Required actions:
A: What is the Spanish translation of the sentence "Train a `HiddenMarkovModelTagger` using the `UD_Spanish_AnCora` corpus." from the excerpt on training a Spanish tagger?
B: Can you reproduce word for word the part of the excerpt on training a Spanish tagger from "tagged_sentence.append(tagged_word)" up to and including "train_size=0.8, random_state=1992, shuffle=True)"?
C: Could you resume the excerpt on training a Spanish tagger and carry it on from its last line?

Excerpted passage:
—————
Train a `HiddenMarkovModelTagger` using the `UD_Spanish_AnCora` corpus.

In [38]:
ancora_corpus = open(ANCORA_PATH, "r", encoding="utf-8")

tagtype = "upos"
tagged_corpus = []
for tokenlist in parse_incr(ancora_corpus):
    tagged_sentence = []
    for token in tokenlist:
        tagged_word = (token["form"], token[tagtype])
        tagged_sentence.append(tagged_word)
    tagged_corpus.append(tagged_sentence)

len(tagged_sentence)

46

In [43]:
# Split the dataset
train_data, test_data = train_test_split(tagged_corpus, train_size=0.8, random_state=1992, shuffle=True)
—————
Stored data:

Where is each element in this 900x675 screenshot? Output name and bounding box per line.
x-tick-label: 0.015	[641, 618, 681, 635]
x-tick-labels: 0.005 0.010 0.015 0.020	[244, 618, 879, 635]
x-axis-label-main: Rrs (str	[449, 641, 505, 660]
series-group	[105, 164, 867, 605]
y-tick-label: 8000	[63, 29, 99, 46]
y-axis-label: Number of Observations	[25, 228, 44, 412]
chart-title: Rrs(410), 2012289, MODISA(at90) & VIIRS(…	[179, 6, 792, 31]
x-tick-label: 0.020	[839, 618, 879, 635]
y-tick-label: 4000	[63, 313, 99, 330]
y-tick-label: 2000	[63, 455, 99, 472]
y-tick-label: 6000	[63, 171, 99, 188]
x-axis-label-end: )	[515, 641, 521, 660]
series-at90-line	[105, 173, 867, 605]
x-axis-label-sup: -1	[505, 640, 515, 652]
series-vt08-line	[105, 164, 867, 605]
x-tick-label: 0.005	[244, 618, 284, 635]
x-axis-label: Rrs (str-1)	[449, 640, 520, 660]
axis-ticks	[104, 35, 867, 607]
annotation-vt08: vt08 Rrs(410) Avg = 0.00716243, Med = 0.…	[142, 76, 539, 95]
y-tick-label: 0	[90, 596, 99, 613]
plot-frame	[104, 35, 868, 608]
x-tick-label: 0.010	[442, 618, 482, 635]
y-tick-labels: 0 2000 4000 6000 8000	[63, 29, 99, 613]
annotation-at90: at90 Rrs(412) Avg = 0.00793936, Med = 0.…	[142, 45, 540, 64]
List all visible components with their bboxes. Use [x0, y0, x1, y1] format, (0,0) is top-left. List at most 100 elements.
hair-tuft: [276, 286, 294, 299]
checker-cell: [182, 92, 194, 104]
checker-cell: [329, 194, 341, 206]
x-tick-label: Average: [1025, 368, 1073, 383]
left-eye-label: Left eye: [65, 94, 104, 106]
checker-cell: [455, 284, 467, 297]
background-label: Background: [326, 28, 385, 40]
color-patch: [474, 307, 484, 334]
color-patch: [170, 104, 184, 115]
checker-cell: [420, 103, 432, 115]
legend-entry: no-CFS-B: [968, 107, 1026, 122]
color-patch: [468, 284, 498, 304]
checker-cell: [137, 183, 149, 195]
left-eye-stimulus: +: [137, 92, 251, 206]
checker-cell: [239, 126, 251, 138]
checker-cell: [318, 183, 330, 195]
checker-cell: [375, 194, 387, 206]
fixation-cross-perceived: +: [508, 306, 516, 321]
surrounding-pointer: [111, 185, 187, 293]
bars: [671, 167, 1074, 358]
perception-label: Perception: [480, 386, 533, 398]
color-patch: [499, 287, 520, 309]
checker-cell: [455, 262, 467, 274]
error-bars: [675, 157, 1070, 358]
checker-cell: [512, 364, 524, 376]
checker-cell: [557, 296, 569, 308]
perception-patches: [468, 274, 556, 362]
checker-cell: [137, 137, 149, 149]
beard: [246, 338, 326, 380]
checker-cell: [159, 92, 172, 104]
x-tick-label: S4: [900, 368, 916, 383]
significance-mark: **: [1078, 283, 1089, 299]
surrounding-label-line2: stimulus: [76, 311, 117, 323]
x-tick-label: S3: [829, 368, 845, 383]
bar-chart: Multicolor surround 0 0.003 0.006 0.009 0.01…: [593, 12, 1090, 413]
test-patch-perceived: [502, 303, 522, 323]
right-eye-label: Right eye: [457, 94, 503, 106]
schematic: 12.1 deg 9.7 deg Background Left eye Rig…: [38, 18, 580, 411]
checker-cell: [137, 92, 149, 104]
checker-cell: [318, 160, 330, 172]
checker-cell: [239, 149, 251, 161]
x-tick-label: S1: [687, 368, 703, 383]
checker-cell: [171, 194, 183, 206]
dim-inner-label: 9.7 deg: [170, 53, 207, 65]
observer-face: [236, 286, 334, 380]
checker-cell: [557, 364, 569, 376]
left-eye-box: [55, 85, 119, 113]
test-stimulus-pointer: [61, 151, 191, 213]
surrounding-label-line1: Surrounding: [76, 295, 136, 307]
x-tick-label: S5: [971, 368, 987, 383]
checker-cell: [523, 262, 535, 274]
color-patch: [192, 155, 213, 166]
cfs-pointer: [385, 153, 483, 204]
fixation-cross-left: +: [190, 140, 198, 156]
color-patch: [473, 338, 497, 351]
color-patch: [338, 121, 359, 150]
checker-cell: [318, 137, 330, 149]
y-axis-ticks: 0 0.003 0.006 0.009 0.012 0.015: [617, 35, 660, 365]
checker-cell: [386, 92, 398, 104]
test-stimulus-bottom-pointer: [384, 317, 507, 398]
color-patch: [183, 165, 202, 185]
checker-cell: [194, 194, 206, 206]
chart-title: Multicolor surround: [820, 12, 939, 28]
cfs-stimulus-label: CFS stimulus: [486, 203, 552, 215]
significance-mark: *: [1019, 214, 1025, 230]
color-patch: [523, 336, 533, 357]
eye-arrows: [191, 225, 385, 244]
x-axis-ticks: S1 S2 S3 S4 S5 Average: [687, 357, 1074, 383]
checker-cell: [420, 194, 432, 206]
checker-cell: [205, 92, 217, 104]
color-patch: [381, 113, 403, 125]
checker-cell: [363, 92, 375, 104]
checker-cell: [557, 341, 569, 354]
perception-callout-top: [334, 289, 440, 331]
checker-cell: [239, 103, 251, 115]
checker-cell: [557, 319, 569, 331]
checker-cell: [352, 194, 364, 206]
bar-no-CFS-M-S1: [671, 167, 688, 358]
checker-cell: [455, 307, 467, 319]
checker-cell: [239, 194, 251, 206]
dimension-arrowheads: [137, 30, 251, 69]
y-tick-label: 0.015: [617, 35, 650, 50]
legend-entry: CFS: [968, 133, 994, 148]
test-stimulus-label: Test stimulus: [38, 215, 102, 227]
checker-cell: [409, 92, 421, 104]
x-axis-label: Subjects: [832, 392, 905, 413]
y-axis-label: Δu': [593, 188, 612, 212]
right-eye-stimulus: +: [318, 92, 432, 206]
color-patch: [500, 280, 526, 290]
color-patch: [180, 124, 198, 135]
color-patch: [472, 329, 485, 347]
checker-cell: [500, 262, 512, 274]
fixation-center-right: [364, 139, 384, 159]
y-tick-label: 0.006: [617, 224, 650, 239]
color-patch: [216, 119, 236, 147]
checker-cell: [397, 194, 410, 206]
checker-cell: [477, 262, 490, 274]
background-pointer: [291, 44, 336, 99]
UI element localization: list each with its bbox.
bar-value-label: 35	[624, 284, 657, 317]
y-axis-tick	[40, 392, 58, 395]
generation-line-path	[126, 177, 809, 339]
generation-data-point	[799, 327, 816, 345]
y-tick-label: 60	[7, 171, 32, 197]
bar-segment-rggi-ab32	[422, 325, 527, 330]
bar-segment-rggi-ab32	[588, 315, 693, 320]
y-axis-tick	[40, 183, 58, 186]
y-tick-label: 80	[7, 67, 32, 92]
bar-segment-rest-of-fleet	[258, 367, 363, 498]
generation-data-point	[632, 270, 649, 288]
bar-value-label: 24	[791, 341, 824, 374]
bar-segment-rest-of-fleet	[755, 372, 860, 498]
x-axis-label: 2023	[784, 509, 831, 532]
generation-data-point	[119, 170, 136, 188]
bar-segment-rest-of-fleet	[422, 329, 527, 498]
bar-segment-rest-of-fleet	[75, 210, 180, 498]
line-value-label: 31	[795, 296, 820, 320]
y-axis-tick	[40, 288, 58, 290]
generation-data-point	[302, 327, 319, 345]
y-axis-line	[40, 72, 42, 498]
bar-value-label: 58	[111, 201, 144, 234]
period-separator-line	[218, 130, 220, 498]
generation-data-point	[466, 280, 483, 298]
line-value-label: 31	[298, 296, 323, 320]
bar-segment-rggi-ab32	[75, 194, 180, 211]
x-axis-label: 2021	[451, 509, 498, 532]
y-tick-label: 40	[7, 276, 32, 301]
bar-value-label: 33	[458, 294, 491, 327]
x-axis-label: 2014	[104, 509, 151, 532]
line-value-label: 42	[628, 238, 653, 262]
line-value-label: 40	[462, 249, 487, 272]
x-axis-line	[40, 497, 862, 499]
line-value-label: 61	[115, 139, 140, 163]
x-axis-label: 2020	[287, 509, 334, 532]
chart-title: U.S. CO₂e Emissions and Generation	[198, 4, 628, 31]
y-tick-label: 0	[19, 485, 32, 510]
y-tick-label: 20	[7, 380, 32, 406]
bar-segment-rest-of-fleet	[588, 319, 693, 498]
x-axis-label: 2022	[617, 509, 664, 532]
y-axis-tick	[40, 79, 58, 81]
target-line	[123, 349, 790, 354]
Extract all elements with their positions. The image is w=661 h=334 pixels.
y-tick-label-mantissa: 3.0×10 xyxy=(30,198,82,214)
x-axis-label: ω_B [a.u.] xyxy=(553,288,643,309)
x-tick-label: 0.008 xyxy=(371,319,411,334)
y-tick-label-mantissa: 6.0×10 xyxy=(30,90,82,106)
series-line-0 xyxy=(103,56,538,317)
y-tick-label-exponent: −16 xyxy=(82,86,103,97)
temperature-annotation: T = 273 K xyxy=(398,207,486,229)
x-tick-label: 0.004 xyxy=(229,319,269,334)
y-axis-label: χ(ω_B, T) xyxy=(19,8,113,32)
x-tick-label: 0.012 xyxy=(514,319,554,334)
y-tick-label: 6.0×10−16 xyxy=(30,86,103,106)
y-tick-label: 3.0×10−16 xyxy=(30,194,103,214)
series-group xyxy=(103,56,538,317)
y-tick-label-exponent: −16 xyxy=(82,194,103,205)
—————
Expected outputs:
A: Entrena un `HiddenMarkovModelTagger` usando el corpus `UD_Spanish_AnCora`.

B:
tagged_sentence.append(tagged_word)
    tagged_corpus.append(tagged_sentence)

len(tagged_sentence)

46

In [43]:
# Split the dataset
train_data, test_data = train_test_split(tagged_corpus, train_size=0.8, random_state=1992, shuffle=True)

C:
In [49]:
tagger = hmm.HiddenMarkovModelTagger.train(train_data)

In [51]:
tagger.evaluate(train_data)

  Function evaluate() has been deprecated.  Use accuracy(gold)
  instead.
  tagger.evaluate(train_data)


0.9699498791730063

In [50]:
tagger.evaluate(test_data)

  Function evaluate() has been deprecated.  Use accuracy(gold)
  instead.
  tagger.evaluate(test_data)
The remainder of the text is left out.